Gather every line in the records below that contains the word "this".

--- START ---

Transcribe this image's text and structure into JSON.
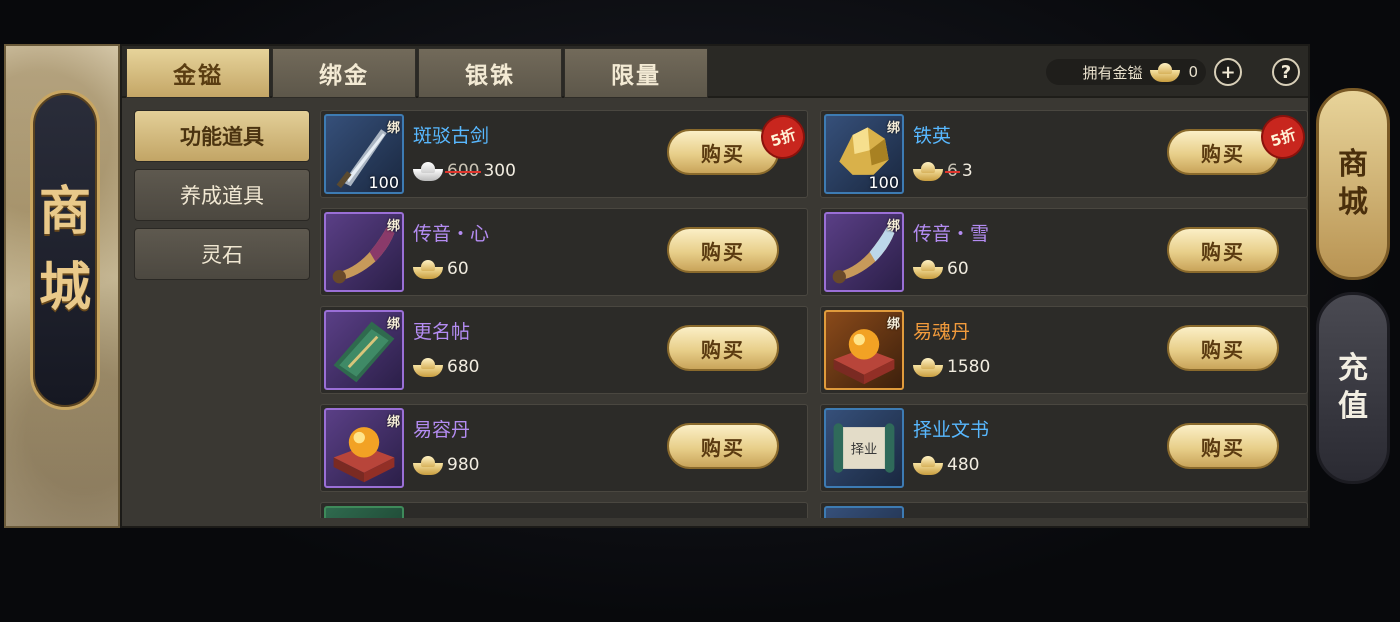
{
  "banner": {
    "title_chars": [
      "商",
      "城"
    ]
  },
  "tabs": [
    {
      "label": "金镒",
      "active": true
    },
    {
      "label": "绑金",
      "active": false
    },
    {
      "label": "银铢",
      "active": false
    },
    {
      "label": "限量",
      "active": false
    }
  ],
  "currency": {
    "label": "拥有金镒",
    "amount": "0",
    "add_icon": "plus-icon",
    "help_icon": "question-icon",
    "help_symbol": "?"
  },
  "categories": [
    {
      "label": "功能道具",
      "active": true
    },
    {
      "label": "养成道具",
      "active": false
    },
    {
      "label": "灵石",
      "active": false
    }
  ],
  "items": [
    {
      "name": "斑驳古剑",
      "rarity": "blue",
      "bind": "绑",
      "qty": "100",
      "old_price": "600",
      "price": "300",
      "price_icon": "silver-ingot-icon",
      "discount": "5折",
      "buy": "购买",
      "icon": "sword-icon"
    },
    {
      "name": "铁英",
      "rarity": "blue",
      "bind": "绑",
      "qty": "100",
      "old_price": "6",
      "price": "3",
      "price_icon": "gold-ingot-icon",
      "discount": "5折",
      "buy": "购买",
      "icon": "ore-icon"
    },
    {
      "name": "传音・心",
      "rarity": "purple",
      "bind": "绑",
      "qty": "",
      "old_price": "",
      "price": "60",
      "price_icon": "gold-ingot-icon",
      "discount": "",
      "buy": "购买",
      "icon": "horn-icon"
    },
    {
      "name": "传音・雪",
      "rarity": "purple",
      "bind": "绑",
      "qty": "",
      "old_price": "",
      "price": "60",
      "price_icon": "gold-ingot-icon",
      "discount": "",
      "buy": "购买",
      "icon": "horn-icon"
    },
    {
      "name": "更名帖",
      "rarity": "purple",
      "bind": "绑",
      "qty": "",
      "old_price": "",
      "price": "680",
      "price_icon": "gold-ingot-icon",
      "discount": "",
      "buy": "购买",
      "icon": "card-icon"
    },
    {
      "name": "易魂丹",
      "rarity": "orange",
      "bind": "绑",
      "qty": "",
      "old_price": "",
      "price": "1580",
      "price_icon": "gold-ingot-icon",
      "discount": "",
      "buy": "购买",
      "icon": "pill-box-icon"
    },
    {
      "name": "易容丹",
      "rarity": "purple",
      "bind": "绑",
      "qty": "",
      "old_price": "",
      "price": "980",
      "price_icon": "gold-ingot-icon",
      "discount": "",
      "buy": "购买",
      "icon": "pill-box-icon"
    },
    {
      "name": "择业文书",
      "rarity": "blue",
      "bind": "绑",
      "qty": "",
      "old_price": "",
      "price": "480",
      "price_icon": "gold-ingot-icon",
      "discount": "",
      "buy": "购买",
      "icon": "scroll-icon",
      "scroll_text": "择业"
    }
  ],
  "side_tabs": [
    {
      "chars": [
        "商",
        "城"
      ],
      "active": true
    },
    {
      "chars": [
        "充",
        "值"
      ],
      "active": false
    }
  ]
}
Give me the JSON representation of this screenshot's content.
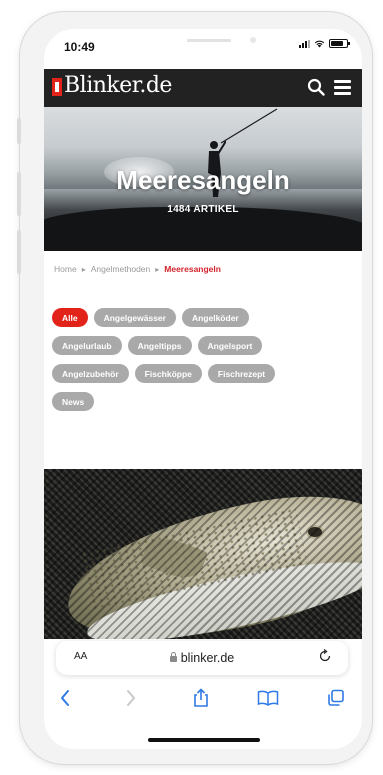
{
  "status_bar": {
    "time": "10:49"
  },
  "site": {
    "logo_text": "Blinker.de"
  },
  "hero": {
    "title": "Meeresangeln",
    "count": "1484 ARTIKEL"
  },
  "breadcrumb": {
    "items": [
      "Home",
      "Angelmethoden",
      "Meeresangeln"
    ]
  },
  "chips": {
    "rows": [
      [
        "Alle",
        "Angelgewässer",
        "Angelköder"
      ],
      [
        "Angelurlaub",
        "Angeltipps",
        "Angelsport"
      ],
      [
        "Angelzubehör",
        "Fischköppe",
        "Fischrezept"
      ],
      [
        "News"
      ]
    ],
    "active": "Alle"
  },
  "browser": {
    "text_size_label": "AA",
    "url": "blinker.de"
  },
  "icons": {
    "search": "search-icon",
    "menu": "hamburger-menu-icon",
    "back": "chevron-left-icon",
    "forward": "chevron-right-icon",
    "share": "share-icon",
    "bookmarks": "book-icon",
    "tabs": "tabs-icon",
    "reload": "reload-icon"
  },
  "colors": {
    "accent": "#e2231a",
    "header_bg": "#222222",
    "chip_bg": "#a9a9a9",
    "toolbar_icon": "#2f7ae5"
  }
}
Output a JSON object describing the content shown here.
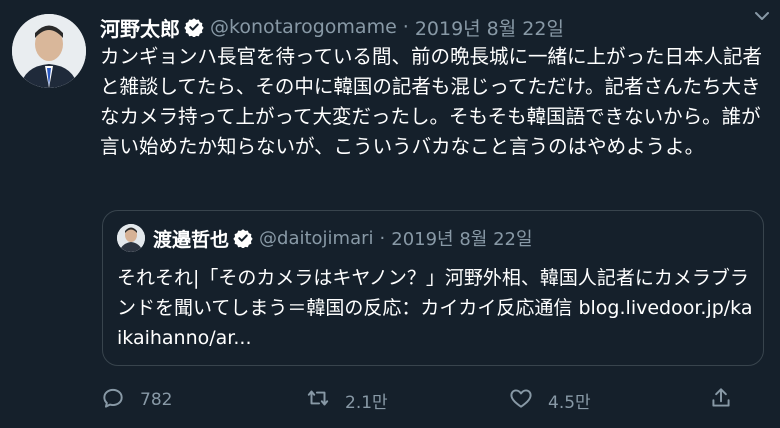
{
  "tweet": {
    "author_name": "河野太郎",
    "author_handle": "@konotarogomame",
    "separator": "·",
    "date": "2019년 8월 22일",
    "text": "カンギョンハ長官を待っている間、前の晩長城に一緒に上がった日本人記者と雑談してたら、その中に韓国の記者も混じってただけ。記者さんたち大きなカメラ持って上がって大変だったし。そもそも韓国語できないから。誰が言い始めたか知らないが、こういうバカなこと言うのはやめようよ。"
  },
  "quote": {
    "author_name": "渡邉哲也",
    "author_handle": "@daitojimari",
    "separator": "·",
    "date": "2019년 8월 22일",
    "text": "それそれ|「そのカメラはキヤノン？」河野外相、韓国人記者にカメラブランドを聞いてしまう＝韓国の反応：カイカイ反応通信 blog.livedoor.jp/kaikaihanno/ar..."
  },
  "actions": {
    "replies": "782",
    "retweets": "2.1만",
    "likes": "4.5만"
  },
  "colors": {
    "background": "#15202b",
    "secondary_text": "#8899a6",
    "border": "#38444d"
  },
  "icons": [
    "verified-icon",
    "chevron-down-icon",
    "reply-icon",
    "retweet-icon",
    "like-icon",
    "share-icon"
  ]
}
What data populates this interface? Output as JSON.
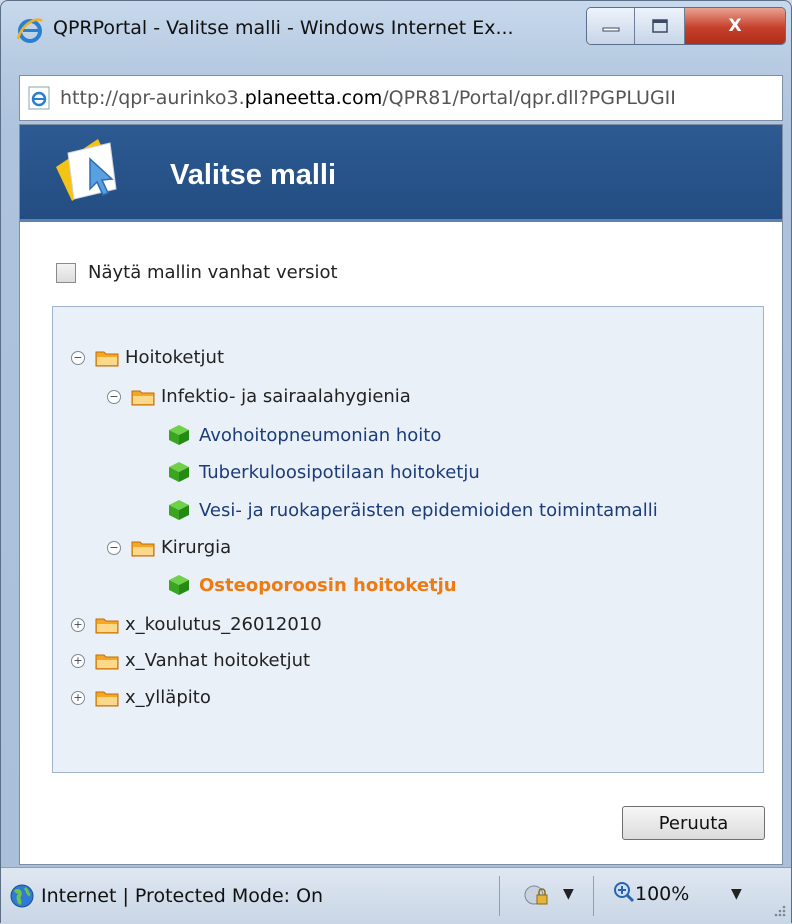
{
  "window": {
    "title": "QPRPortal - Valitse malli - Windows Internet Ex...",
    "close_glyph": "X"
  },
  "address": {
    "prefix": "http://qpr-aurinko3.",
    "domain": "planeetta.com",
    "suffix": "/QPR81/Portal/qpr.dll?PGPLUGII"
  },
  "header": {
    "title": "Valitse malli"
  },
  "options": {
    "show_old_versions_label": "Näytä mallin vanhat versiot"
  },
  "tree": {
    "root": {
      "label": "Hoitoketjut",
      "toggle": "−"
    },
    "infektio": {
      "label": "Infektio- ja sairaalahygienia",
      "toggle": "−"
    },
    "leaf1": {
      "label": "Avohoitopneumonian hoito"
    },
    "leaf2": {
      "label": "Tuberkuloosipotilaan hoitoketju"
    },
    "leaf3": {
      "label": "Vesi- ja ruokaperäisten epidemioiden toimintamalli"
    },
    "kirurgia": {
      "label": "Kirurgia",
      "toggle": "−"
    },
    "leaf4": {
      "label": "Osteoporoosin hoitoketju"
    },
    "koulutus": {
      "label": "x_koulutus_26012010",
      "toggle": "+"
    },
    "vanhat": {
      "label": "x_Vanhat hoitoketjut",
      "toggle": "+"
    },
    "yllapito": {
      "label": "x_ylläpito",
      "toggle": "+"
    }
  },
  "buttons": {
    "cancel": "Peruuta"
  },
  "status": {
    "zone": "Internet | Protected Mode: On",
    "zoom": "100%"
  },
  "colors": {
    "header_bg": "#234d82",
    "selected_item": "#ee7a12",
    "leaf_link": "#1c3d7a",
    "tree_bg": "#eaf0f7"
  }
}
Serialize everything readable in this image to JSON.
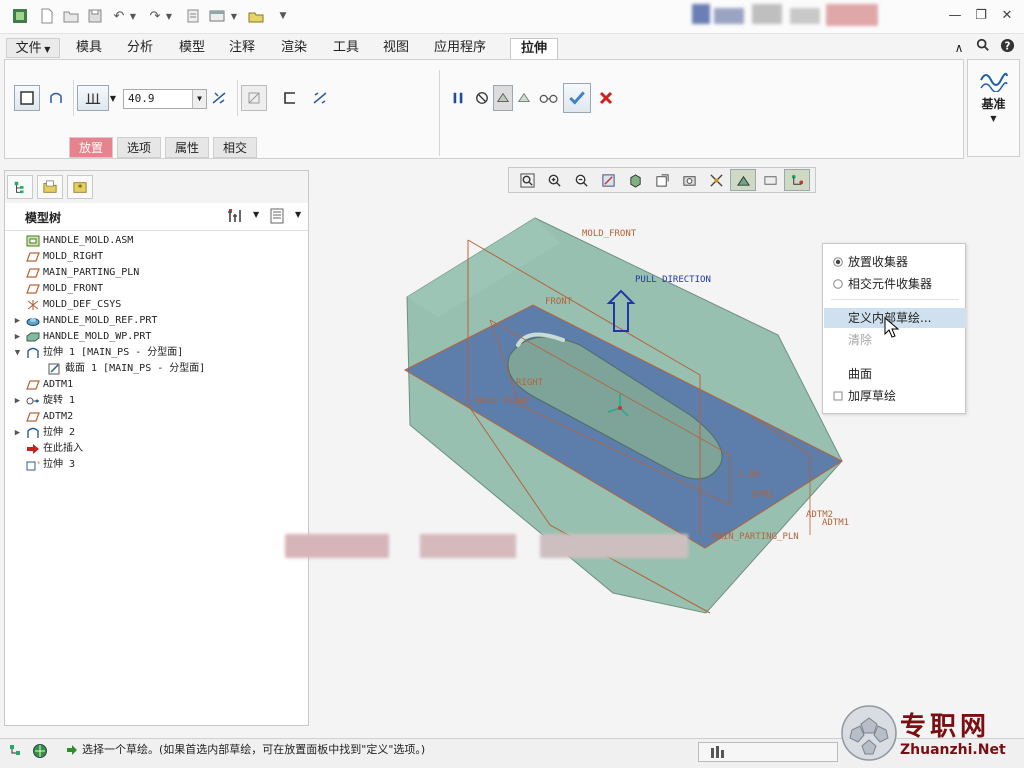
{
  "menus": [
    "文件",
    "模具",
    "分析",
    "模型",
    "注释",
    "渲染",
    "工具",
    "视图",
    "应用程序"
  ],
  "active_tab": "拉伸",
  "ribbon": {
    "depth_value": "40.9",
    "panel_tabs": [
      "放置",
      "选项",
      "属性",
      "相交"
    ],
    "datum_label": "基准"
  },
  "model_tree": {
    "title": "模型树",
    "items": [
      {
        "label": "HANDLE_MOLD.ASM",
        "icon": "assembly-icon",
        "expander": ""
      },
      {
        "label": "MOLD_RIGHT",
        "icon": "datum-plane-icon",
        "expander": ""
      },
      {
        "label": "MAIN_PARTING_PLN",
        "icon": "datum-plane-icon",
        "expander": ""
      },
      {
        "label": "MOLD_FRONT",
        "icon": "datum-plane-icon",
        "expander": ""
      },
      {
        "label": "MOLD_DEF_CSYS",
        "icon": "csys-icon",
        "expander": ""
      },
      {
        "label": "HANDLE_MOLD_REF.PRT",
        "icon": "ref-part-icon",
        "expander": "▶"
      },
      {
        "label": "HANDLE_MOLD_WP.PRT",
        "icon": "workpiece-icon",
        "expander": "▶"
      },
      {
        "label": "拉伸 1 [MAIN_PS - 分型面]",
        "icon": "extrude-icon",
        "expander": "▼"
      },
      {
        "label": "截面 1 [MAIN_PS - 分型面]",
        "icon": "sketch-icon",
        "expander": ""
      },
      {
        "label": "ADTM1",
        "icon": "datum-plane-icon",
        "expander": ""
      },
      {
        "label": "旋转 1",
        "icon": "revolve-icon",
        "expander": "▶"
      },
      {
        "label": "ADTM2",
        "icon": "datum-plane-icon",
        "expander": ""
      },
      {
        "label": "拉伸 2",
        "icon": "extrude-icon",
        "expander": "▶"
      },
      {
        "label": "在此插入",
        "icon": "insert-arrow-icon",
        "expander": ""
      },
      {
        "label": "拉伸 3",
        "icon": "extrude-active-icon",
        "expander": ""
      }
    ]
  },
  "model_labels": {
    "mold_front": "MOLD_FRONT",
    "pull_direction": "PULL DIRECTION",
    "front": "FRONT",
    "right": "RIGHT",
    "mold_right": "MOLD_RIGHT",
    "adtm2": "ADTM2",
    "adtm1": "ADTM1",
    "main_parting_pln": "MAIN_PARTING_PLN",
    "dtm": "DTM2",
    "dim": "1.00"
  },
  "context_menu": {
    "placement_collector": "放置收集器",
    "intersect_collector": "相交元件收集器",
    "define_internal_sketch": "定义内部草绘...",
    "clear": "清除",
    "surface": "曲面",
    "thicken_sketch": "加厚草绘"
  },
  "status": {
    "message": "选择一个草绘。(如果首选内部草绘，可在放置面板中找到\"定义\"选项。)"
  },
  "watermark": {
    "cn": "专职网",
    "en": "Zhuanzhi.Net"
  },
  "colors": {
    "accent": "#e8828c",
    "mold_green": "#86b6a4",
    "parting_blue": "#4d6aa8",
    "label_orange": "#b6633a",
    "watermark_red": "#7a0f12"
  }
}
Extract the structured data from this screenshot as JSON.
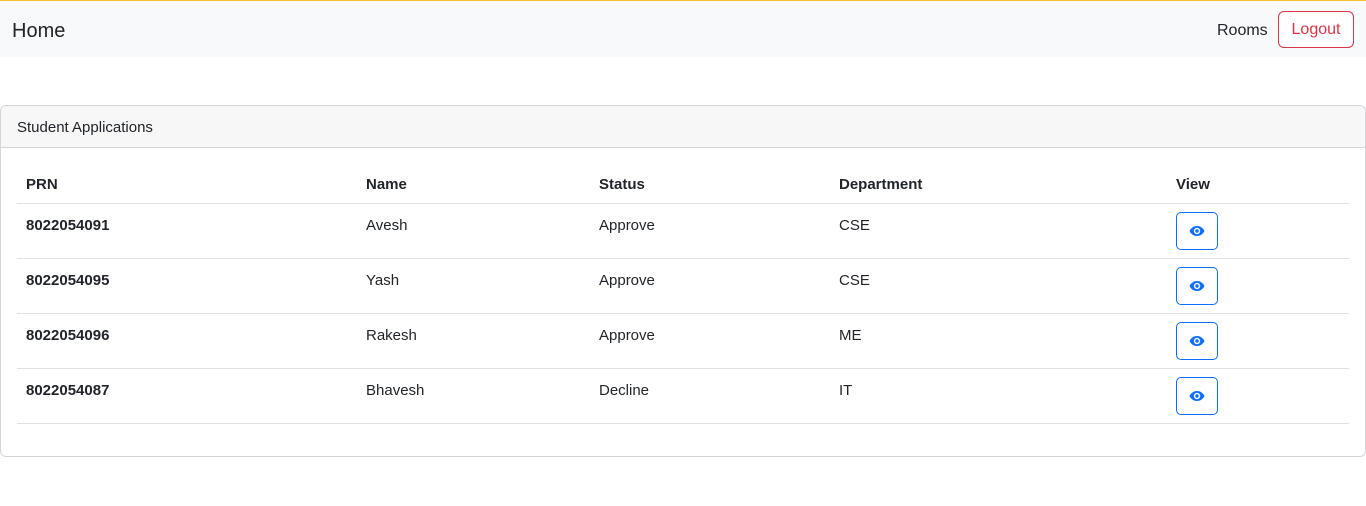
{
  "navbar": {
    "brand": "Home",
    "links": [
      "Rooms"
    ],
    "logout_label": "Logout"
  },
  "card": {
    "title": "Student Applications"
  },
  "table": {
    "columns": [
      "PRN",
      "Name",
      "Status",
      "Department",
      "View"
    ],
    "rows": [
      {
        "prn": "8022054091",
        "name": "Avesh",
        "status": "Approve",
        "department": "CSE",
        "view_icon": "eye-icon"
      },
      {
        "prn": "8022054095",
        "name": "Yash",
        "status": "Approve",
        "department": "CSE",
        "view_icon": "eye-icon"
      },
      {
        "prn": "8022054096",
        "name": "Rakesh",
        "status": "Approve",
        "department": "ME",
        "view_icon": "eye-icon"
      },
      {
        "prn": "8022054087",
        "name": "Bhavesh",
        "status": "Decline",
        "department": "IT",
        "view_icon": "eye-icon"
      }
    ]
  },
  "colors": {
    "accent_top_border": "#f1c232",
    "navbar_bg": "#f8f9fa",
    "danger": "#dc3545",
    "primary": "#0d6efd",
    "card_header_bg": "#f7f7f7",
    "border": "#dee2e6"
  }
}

--- END ---

→ **Exercise response**
Transcribe this image's text and structure into JSON.
Give me the JSON representation of this screenshot's content.
What data populates this interface? Output as JSON.
Serialize everything readable in this image to JSON.
Extract the structured data from this screenshot as JSON.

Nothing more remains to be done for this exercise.